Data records
*-*-*

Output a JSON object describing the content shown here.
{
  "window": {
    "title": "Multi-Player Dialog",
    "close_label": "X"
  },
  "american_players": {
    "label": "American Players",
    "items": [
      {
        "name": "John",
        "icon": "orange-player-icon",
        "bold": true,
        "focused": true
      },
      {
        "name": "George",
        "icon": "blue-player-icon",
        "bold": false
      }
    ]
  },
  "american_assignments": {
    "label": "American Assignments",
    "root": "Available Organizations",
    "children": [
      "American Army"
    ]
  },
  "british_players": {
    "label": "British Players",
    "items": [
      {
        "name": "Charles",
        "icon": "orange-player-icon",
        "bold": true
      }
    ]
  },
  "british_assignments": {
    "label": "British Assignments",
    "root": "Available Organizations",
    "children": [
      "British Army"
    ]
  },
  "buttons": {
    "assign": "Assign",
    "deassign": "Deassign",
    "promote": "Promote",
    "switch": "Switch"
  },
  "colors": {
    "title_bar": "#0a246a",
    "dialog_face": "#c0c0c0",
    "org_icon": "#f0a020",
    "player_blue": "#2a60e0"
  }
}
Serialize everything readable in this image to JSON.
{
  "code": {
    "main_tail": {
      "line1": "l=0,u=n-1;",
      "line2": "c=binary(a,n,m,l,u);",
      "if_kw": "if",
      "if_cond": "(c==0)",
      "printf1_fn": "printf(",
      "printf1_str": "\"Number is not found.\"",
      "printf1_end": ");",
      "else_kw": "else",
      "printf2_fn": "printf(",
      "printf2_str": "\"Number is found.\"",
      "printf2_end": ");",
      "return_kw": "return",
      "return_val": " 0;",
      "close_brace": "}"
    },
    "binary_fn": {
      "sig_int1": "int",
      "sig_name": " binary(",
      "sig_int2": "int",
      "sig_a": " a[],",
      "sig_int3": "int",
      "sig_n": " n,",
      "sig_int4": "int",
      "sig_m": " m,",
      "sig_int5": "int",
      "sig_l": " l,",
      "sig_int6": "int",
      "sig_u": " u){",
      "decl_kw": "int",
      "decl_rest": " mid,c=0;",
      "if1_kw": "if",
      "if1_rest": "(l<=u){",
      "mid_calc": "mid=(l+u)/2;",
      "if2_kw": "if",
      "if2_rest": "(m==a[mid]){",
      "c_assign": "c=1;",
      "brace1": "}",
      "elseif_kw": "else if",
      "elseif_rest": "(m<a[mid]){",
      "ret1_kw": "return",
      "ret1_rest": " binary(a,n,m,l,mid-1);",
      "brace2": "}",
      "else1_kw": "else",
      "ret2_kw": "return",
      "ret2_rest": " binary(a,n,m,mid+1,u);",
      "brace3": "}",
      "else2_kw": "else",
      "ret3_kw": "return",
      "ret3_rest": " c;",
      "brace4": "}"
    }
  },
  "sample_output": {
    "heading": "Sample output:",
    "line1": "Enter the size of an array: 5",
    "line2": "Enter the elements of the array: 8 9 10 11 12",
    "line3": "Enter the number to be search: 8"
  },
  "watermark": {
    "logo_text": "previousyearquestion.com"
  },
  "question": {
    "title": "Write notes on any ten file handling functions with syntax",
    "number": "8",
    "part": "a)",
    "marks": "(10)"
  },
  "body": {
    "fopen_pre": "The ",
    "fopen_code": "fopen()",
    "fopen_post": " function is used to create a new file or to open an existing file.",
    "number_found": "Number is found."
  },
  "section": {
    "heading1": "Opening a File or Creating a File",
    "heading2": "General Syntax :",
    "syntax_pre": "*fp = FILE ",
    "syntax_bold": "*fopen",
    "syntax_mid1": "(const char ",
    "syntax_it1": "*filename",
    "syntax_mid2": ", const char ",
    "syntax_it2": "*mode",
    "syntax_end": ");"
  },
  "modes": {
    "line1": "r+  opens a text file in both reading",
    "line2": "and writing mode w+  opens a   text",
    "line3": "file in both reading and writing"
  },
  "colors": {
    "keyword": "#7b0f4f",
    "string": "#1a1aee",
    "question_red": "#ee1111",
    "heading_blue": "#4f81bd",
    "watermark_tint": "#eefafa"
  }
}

*-*-*

Copy out all of the lines above exactly.

Output a JSON object describing the content shown here.
{
  "window": {
    "title": "Multi-Player Dialog",
    "close_label": "X"
  },
  "american_players": {
    "label": "American Players",
    "items": [
      {
        "name": "John",
        "icon": "orange-player-icon",
        "bold": true,
        "focused": true
      },
      {
        "name": "George",
        "icon": "blue-player-icon",
        "bold": false
      }
    ]
  },
  "american_assignments": {
    "label": "American Assignments",
    "root": "Available Organizations",
    "children": [
      "American Army"
    ]
  },
  "british_players": {
    "label": "British Players",
    "items": [
      {
        "name": "Charles",
        "icon": "orange-player-icon",
        "bold": true
      }
    ]
  },
  "british_assignments": {
    "label": "British Assignments",
    "root": "Available Organizations",
    "children": [
      "British Army"
    ]
  },
  "buttons": {
    "assign": "Assign",
    "deassign": "Deassign",
    "promote": "Promote",
    "switch": "Switch"
  },
  "colors": {
    "title_bar": "#0a246a",
    "dialog_face": "#c0c0c0",
    "org_icon": "#f0a020",
    "player_blue": "#2a60e0"
  }
}
Serialize everything readable in this image to JSON.
{
  "code": {
    "main_tail": {
      "line1": "l=0,u=n-1;",
      "line2": "c=binary(a,n,m,l,u);",
      "if_kw": "if",
      "if_cond": "(c==0)",
      "printf1_fn": "printf(",
      "printf1_str": "\"Number is not found.\"",
      "printf1_end": ");",
      "else_kw": "else",
      "printf2_fn": "printf(",
      "printf2_str": "\"Number is found.\"",
      "printf2_end": ");",
      "return_kw": "return",
      "return_val": " 0;",
      "close_brace": "}"
    },
    "binary_fn": {
      "sig_int1": "int",
      "sig_name": " binary(",
      "sig_int2": "int",
      "sig_a": " a[],",
      "sig_int3": "int",
      "sig_n": " n,",
      "sig_int4": "int",
      "sig_m": " m,",
      "sig_int5": "int",
      "sig_l": " l,",
      "sig_int6": "int",
      "sig_u": " u){",
      "decl_kw": "int",
      "decl_rest": " mid,c=0;",
      "if1_kw": "if",
      "if1_rest": "(l<=u){",
      "mid_calc": "mid=(l+u)/2;",
      "if2_kw": "if",
      "if2_rest": "(m==a[mid]){",
      "c_assign": "c=1;",
      "brace1": "}",
      "elseif_kw": "else if",
      "elseif_rest": "(m<a[mid]){",
      "ret1_kw": "return",
      "ret1_rest": " binary(a,n,m,l,mid-1);",
      "brace2": "}",
      "else1_kw": "else",
      "ret2_kw": "return",
      "ret2_rest": " binary(a,n,m,mid+1,u);",
      "brace3": "}",
      "else2_kw": "else",
      "ret3_kw": "return",
      "ret3_rest": " c;",
      "brace4": "}"
    }
  },
  "sample_output": {
    "heading": "Sample output:",
    "line1": "Enter the size of an array: 5",
    "line2": "Enter the elements of the array: 8 9 10 11 12",
    "line3": "Enter the number to be search: 8"
  },
  "watermark": {
    "logo_text": "previousyearquestion.com"
  },
  "question": {
    "title": "Write notes on any ten file handling functions with syntax",
    "number": "8",
    "part": "a)",
    "marks": "(10)"
  },
  "body": {
    "fopen_pre": "The ",
    "fopen_code": "fopen()",
    "fopen_post": " function is used to create a new file or to open an existing file.",
    "number_found": "Number is found."
  },
  "section": {
    "heading1": "Opening a File or Creating a File",
    "heading2": "General Syntax :",
    "syntax_pre": "*fp = FILE ",
    "syntax_bold": "*fopen",
    "syntax_mid1": "(const char ",
    "syntax_it1": "*filename",
    "syntax_mid2": ", const char ",
    "syntax_it2": "*mode",
    "syntax_end": ");"
  },
  "modes": {
    "line1": "r+  opens a text file in both reading",
    "line2": "and writing mode w+  opens a   text",
    "line3": "file in both reading and writing"
  },
  "colors": {
    "keyword": "#7b0f4f",
    "string": "#1a1aee",
    "question_red": "#ee1111",
    "heading_blue": "#4f81bd",
    "watermark_tint": "#eefafa"
  }
}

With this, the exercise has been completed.